## Begin
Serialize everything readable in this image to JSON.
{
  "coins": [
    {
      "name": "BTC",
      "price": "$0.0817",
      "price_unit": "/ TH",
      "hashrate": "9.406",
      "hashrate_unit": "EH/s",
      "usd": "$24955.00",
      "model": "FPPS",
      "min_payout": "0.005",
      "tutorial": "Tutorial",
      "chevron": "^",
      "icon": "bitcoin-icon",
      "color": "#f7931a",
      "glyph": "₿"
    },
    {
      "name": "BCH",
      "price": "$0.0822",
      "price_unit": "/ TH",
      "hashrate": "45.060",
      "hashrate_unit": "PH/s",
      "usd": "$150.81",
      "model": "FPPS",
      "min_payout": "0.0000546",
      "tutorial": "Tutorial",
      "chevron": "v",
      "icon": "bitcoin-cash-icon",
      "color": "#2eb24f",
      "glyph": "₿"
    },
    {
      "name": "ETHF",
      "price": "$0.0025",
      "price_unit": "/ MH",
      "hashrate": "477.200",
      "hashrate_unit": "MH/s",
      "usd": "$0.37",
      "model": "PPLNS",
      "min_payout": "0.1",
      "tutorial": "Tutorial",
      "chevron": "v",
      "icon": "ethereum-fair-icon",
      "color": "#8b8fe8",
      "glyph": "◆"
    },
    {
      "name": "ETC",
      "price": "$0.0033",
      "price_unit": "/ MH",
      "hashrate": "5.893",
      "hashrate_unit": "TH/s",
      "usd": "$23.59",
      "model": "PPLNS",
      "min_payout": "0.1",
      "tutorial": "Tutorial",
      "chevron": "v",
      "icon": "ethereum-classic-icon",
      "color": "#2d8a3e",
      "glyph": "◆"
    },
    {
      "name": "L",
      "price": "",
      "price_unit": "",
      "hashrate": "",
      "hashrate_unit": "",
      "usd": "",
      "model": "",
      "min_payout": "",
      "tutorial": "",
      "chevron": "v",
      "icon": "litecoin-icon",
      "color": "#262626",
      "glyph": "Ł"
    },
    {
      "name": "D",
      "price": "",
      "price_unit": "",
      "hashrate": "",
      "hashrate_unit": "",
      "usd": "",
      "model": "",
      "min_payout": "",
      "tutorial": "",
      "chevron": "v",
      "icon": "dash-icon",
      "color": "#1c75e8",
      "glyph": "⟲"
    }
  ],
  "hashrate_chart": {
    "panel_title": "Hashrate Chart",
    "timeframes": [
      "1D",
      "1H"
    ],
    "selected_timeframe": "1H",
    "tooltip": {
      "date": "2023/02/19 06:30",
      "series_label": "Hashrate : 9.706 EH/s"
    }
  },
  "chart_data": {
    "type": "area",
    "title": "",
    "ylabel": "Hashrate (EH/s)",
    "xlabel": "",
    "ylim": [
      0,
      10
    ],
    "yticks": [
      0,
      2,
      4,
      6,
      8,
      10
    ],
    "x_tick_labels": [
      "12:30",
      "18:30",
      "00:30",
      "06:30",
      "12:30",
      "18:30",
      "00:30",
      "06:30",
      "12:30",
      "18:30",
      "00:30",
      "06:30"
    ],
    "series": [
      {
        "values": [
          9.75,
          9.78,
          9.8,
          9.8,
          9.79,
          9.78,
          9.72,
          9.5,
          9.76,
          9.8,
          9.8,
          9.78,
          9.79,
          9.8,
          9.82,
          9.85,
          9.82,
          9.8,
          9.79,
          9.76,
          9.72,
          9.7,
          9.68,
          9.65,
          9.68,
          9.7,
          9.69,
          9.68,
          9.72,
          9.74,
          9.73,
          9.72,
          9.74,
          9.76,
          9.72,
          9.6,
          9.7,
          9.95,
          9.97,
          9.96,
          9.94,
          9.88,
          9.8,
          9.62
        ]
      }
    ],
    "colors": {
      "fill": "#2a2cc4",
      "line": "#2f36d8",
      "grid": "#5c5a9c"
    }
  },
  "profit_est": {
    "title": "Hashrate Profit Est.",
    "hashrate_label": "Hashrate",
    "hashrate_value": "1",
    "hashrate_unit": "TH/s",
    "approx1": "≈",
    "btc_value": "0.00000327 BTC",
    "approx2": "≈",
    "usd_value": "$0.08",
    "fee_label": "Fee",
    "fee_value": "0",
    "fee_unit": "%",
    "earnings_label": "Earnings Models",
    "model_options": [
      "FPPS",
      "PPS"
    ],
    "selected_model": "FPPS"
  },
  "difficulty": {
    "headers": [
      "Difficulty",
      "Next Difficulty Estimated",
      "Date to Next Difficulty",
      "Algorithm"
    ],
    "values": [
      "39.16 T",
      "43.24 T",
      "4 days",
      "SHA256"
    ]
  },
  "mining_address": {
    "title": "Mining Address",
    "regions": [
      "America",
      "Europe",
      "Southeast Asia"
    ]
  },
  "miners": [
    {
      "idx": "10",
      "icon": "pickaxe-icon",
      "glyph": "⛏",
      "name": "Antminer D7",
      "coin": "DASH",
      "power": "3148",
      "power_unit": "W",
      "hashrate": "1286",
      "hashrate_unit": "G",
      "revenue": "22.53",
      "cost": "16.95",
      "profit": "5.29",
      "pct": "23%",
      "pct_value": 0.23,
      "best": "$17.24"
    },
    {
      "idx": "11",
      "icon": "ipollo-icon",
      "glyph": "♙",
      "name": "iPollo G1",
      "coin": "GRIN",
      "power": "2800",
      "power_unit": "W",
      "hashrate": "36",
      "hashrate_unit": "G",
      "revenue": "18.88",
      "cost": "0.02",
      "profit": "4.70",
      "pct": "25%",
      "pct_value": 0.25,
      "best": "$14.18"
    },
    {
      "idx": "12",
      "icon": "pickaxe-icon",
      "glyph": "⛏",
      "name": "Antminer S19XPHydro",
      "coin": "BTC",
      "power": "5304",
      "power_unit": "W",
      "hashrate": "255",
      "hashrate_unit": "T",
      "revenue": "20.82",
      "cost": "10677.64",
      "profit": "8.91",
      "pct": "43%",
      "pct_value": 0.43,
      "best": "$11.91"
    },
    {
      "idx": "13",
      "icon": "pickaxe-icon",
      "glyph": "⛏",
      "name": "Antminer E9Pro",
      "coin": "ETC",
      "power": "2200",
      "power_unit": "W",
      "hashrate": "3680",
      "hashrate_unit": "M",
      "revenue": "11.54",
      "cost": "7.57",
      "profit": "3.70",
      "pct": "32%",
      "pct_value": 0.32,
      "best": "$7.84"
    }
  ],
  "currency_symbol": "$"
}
## End
# [Exercise instructions]
Type out the material again exactly as presented.

# [Right answer]
Serialize everything readable in this image to JSON.
{
  "coins": [
    {
      "name": "BTC",
      "price": "$0.0817",
      "price_unit": "/ TH",
      "hashrate": "9.406",
      "hashrate_unit": "EH/s",
      "usd": "$24955.00",
      "model": "FPPS",
      "min_payout": "0.005",
      "tutorial": "Tutorial",
      "chevron": "^",
      "icon": "bitcoin-icon",
      "color": "#f7931a",
      "glyph": "₿"
    },
    {
      "name": "BCH",
      "price": "$0.0822",
      "price_unit": "/ TH",
      "hashrate": "45.060",
      "hashrate_unit": "PH/s",
      "usd": "$150.81",
      "model": "FPPS",
      "min_payout": "0.0000546",
      "tutorial": "Tutorial",
      "chevron": "v",
      "icon": "bitcoin-cash-icon",
      "color": "#2eb24f",
      "glyph": "₿"
    },
    {
      "name": "ETHF",
      "price": "$0.0025",
      "price_unit": "/ MH",
      "hashrate": "477.200",
      "hashrate_unit": "MH/s",
      "usd": "$0.37",
      "model": "PPLNS",
      "min_payout": "0.1",
      "tutorial": "Tutorial",
      "chevron": "v",
      "icon": "ethereum-fair-icon",
      "color": "#8b8fe8",
      "glyph": "◆"
    },
    {
      "name": "ETC",
      "price": "$0.0033",
      "price_unit": "/ MH",
      "hashrate": "5.893",
      "hashrate_unit": "TH/s",
      "usd": "$23.59",
      "model": "PPLNS",
      "min_payout": "0.1",
      "tutorial": "Tutorial",
      "chevron": "v",
      "icon": "ethereum-classic-icon",
      "color": "#2d8a3e",
      "glyph": "◆"
    },
    {
      "name": "L",
      "price": "",
      "price_unit": "",
      "hashrate": "",
      "hashrate_unit": "",
      "usd": "",
      "model": "",
      "min_payout": "",
      "tutorial": "",
      "chevron": "v",
      "icon": "litecoin-icon",
      "color": "#262626",
      "glyph": "Ł"
    },
    {
      "name": "D",
      "price": "",
      "price_unit": "",
      "hashrate": "",
      "hashrate_unit": "",
      "usd": "",
      "model": "",
      "min_payout": "",
      "tutorial": "",
      "chevron": "v",
      "icon": "dash-icon",
      "color": "#1c75e8",
      "glyph": "⟲"
    }
  ],
  "hashrate_chart": {
    "panel_title": "Hashrate Chart",
    "timeframes": [
      "1D",
      "1H"
    ],
    "selected_timeframe": "1H",
    "tooltip": {
      "date": "2023/02/19 06:30",
      "series_label": "Hashrate : 9.706 EH/s"
    }
  },
  "chart_data": {
    "type": "area",
    "title": "",
    "ylabel": "Hashrate (EH/s)",
    "xlabel": "",
    "ylim": [
      0,
      10
    ],
    "yticks": [
      0,
      2,
      4,
      6,
      8,
      10
    ],
    "x_tick_labels": [
      "12:30",
      "18:30",
      "00:30",
      "06:30",
      "12:30",
      "18:30",
      "00:30",
      "06:30",
      "12:30",
      "18:30",
      "00:30",
      "06:30"
    ],
    "series": [
      {
        "values": [
          9.75,
          9.78,
          9.8,
          9.8,
          9.79,
          9.78,
          9.72,
          9.5,
          9.76,
          9.8,
          9.8,
          9.78,
          9.79,
          9.8,
          9.82,
          9.85,
          9.82,
          9.8,
          9.79,
          9.76,
          9.72,
          9.7,
          9.68,
          9.65,
          9.68,
          9.7,
          9.69,
          9.68,
          9.72,
          9.74,
          9.73,
          9.72,
          9.74,
          9.76,
          9.72,
          9.6,
          9.7,
          9.95,
          9.97,
          9.96,
          9.94,
          9.88,
          9.8,
          9.62
        ]
      }
    ],
    "colors": {
      "fill": "#2a2cc4",
      "line": "#2f36d8",
      "grid": "#5c5a9c"
    }
  },
  "profit_est": {
    "title": "Hashrate Profit Est.",
    "hashrate_label": "Hashrate",
    "hashrate_value": "1",
    "hashrate_unit": "TH/s",
    "approx1": "≈",
    "btc_value": "0.00000327 BTC",
    "approx2": "≈",
    "usd_value": "$0.08",
    "fee_label": "Fee",
    "fee_value": "0",
    "fee_unit": "%",
    "earnings_label": "Earnings Models",
    "model_options": [
      "FPPS",
      "PPS"
    ],
    "selected_model": "FPPS"
  },
  "difficulty": {
    "headers": [
      "Difficulty",
      "Next Difficulty Estimated",
      "Date to Next Difficulty",
      "Algorithm"
    ],
    "values": [
      "39.16 T",
      "43.24 T",
      "4 days",
      "SHA256"
    ]
  },
  "mining_address": {
    "title": "Mining Address",
    "regions": [
      "America",
      "Europe",
      "Southeast Asia"
    ]
  },
  "miners": [
    {
      "idx": "10",
      "icon": "pickaxe-icon",
      "glyph": "⛏",
      "name": "Antminer D7",
      "coin": "DASH",
      "power": "3148",
      "power_unit": "W",
      "hashrate": "1286",
      "hashrate_unit": "G",
      "revenue": "22.53",
      "cost": "16.95",
      "profit": "5.29",
      "pct": "23%",
      "pct_value": 0.23,
      "best": "$17.24"
    },
    {
      "idx": "11",
      "icon": "ipollo-icon",
      "glyph": "♙",
      "name": "iPollo G1",
      "coin": "GRIN",
      "power": "2800",
      "power_unit": "W",
      "hashrate": "36",
      "hashrate_unit": "G",
      "revenue": "18.88",
      "cost": "0.02",
      "profit": "4.70",
      "pct": "25%",
      "pct_value": 0.25,
      "best": "$14.18"
    },
    {
      "idx": "12",
      "icon": "pickaxe-icon",
      "glyph": "⛏",
      "name": "Antminer S19XPHydro",
      "coin": "BTC",
      "power": "5304",
      "power_unit": "W",
      "hashrate": "255",
      "hashrate_unit": "T",
      "revenue": "20.82",
      "cost": "10677.64",
      "profit": "8.91",
      "pct": "43%",
      "pct_value": 0.43,
      "best": "$11.91"
    },
    {
      "idx": "13",
      "icon": "pickaxe-icon",
      "glyph": "⛏",
      "name": "Antminer E9Pro",
      "coin": "ETC",
      "power": "2200",
      "power_unit": "W",
      "hashrate": "3680",
      "hashrate_unit": "M",
      "revenue": "11.54",
      "cost": "7.57",
      "profit": "3.70",
      "pct": "32%",
      "pct_value": 0.32,
      "best": "$7.84"
    }
  ],
  "currency_symbol": "$"
}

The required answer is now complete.